**What you have to do**.
Copy each line that contains the word "cost".

**Entries provided**.
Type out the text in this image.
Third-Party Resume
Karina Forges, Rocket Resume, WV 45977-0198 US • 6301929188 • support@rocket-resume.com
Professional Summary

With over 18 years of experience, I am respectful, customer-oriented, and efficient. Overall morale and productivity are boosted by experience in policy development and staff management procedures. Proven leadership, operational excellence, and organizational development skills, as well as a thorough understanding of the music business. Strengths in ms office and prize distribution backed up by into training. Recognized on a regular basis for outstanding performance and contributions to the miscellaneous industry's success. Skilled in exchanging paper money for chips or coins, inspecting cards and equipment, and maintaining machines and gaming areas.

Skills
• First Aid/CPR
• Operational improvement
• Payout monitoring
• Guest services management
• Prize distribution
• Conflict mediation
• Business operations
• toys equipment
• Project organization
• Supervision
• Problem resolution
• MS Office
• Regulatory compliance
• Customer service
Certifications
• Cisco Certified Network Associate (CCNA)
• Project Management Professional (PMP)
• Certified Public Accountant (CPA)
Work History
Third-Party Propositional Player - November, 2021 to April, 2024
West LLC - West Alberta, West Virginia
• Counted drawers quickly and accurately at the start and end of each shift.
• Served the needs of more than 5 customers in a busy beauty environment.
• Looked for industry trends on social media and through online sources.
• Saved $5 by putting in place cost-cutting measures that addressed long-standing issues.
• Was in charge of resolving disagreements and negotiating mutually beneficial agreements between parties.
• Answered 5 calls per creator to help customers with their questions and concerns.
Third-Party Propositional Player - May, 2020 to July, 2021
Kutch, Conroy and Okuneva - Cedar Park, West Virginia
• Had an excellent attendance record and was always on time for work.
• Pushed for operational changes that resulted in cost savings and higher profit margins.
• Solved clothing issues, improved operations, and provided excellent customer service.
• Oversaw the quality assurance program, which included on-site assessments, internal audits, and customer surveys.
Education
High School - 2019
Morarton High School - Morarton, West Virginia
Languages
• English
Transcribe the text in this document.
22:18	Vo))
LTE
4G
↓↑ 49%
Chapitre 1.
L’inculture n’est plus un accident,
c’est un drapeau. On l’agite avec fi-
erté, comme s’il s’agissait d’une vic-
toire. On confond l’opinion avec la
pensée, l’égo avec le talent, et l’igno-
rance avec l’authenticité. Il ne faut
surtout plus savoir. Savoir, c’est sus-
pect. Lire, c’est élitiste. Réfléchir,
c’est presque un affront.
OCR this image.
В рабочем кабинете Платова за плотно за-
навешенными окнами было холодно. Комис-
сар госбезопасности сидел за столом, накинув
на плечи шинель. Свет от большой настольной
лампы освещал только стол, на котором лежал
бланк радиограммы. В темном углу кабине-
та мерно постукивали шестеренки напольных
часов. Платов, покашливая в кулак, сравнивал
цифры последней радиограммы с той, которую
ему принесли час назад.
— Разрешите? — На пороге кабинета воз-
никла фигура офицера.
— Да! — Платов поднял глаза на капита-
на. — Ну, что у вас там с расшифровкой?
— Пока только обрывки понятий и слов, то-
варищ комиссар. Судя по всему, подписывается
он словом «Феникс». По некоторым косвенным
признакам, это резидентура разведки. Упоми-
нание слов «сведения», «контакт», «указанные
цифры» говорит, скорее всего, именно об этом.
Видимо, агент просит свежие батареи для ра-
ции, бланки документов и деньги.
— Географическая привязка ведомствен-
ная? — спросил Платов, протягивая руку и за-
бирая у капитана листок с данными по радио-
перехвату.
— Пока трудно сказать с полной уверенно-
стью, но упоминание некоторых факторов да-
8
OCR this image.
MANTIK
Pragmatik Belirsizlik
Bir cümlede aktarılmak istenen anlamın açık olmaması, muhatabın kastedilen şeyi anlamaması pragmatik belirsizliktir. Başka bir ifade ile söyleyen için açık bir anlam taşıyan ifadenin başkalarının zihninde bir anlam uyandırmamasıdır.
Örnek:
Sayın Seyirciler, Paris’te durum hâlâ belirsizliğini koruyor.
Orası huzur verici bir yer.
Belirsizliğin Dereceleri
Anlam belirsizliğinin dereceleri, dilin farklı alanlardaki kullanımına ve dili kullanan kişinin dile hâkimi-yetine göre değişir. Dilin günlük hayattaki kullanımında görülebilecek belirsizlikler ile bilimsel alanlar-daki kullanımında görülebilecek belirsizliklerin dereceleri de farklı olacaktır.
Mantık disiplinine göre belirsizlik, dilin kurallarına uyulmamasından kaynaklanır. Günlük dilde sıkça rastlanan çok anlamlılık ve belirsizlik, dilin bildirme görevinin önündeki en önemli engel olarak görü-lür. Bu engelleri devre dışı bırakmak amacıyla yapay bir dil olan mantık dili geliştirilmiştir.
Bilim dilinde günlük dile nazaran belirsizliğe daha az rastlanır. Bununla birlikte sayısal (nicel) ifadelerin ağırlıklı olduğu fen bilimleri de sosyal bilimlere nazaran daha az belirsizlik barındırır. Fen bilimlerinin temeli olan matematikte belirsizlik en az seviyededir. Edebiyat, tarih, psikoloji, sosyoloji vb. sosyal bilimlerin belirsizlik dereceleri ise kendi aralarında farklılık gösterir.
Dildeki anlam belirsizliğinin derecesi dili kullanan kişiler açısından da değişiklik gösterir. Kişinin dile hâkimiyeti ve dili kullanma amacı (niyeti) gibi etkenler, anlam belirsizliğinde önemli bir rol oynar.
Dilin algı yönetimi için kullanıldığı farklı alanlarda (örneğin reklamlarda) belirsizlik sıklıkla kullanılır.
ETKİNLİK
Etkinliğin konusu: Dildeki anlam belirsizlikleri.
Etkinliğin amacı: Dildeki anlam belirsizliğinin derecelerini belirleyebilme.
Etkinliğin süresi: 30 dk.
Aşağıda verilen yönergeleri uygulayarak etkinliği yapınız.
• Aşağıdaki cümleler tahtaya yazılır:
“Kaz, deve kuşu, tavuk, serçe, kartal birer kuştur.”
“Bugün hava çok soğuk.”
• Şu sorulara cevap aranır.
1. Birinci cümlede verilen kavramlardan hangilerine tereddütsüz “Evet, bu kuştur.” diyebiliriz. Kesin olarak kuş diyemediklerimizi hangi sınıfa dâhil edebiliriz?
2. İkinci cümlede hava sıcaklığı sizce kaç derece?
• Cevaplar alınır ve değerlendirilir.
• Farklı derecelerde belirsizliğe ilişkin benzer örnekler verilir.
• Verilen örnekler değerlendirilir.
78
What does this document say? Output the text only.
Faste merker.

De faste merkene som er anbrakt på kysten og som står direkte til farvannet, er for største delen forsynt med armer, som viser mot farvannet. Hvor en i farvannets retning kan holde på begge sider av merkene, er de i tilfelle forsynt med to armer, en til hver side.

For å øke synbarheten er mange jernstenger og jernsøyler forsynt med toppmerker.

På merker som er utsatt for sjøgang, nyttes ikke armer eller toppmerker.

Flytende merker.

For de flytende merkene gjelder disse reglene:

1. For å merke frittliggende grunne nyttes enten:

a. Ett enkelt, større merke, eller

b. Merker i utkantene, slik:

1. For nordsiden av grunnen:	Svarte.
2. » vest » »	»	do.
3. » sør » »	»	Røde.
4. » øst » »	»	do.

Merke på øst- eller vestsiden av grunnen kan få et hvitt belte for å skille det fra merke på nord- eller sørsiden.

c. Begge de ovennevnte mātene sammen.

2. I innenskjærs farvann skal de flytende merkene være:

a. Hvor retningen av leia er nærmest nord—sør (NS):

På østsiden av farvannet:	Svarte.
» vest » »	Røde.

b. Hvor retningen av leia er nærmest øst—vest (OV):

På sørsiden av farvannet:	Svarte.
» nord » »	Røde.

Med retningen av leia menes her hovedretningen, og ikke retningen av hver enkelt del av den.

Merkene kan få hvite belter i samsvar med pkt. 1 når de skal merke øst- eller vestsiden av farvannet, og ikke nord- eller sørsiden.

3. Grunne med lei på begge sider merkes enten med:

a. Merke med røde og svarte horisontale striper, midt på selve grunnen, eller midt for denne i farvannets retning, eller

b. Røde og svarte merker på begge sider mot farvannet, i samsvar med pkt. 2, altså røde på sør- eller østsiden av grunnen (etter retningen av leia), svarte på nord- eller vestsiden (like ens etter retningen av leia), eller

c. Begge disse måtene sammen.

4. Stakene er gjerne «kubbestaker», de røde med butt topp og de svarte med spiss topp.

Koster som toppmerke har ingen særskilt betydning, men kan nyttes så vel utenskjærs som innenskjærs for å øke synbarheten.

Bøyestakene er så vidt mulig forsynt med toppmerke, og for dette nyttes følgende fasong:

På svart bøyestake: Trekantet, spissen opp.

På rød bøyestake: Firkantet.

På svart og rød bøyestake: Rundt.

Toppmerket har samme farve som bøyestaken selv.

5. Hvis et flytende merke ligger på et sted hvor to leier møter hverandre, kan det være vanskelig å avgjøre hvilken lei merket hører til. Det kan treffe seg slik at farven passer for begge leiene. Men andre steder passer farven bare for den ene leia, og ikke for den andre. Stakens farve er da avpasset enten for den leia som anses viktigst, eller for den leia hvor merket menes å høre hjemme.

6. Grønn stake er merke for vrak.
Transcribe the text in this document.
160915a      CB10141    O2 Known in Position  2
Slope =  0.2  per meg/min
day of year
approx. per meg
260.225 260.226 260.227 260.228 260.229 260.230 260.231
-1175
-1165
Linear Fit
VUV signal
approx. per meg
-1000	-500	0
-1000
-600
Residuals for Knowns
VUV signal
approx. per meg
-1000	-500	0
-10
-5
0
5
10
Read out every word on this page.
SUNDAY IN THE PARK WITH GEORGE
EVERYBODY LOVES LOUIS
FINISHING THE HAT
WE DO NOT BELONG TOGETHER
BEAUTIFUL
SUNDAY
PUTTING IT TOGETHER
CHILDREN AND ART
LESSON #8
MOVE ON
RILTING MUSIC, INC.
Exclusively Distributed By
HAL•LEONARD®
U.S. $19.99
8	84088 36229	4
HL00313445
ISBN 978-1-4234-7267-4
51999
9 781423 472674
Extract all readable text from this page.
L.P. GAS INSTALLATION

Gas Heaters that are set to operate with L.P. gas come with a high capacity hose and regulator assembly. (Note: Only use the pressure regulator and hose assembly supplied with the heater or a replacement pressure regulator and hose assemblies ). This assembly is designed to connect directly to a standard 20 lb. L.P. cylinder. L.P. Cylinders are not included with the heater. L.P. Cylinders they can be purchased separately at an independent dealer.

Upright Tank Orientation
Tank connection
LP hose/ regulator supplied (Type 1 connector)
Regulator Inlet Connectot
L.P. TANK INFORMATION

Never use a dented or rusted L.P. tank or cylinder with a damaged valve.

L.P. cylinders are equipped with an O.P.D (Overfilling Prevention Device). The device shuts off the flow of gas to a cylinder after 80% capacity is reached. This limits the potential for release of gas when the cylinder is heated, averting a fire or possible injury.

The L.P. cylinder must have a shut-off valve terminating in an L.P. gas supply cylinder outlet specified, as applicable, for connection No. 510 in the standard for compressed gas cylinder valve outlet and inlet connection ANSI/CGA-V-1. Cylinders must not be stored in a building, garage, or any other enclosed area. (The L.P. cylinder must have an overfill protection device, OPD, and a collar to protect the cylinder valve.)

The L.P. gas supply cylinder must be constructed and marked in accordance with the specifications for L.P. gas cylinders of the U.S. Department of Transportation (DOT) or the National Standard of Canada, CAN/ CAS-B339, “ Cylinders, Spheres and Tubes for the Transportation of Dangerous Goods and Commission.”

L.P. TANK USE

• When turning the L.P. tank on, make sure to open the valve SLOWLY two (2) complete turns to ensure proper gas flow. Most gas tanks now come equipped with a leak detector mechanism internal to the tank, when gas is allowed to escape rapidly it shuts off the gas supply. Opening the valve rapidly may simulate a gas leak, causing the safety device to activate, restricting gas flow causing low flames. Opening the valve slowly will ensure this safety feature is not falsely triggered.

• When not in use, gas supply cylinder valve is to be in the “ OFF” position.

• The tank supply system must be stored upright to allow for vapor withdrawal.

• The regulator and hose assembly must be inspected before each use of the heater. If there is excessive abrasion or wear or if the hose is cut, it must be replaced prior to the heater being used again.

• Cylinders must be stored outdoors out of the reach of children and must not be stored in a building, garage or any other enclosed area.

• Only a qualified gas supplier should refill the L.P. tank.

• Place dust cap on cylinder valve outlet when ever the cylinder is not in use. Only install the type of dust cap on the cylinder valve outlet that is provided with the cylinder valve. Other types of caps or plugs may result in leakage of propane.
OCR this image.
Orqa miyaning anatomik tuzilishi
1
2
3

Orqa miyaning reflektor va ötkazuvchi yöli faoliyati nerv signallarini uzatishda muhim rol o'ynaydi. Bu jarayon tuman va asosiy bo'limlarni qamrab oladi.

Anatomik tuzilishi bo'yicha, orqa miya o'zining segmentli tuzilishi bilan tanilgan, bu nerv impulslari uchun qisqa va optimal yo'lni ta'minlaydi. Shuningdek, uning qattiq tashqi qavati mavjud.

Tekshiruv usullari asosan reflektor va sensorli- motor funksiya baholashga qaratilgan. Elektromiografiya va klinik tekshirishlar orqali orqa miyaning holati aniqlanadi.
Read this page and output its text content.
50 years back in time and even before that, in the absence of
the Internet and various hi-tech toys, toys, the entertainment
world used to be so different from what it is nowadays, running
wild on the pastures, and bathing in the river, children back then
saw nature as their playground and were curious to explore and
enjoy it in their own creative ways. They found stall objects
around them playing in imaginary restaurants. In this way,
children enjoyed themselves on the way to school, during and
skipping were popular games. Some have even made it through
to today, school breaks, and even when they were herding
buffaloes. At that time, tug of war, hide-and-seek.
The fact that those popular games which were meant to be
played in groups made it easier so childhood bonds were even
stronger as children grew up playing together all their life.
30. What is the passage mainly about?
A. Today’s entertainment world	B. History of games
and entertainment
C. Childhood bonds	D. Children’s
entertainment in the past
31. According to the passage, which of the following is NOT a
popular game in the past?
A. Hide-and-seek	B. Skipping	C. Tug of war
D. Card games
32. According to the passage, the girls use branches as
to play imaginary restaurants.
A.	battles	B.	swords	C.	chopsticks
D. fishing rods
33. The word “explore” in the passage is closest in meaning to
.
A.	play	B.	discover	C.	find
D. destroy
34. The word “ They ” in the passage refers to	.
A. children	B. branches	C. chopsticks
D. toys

**Written answer**.
• Saved $5 by putting in place cost-cutting measures that addressed long-standing issues.
• Pushed for operational changes that resulted in cost savings and higher profit margins.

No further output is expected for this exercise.